Dataset excerpt:
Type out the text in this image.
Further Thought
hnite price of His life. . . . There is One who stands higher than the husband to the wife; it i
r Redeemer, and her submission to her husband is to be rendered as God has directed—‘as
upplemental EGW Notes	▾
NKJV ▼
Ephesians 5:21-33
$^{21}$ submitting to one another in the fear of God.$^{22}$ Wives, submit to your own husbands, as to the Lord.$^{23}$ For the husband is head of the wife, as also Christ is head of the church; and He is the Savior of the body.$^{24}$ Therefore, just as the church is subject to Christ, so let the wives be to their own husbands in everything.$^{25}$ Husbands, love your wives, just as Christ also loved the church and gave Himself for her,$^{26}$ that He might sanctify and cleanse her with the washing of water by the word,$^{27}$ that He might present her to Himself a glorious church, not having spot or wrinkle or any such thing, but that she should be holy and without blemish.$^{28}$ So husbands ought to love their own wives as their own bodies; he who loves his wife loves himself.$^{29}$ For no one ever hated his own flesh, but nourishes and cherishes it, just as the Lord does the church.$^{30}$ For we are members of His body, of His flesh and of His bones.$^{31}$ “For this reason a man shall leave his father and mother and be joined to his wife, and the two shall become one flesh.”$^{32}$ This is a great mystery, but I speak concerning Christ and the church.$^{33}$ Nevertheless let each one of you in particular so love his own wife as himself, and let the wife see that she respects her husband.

* * *

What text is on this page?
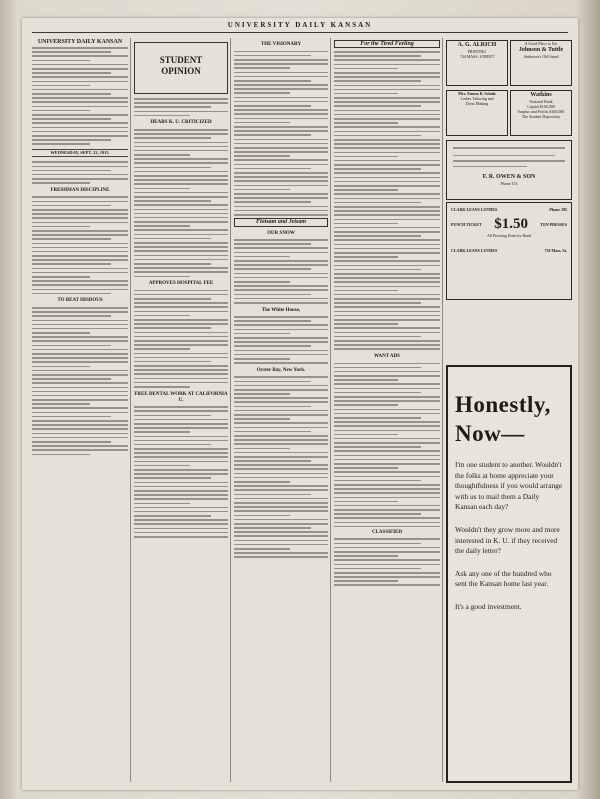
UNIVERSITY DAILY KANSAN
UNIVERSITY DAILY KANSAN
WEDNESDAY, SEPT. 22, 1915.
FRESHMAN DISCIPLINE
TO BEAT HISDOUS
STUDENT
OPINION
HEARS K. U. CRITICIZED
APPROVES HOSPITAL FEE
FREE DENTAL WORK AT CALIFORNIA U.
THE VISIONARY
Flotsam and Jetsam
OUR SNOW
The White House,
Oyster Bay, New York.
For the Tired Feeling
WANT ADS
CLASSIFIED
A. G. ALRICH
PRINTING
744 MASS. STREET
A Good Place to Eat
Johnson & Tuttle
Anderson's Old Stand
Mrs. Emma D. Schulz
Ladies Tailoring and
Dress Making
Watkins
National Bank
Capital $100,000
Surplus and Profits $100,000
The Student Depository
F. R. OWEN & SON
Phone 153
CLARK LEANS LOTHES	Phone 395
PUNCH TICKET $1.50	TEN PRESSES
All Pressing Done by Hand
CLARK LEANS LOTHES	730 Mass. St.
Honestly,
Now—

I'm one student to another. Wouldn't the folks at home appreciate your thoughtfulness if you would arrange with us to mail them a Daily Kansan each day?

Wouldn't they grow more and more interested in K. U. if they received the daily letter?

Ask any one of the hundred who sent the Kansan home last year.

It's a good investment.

• REQUIRED WORK:
Check the data for the word "text" and pull out the lines that have it.

• ANSWER:
Type out the text in this image.
What text is on this page?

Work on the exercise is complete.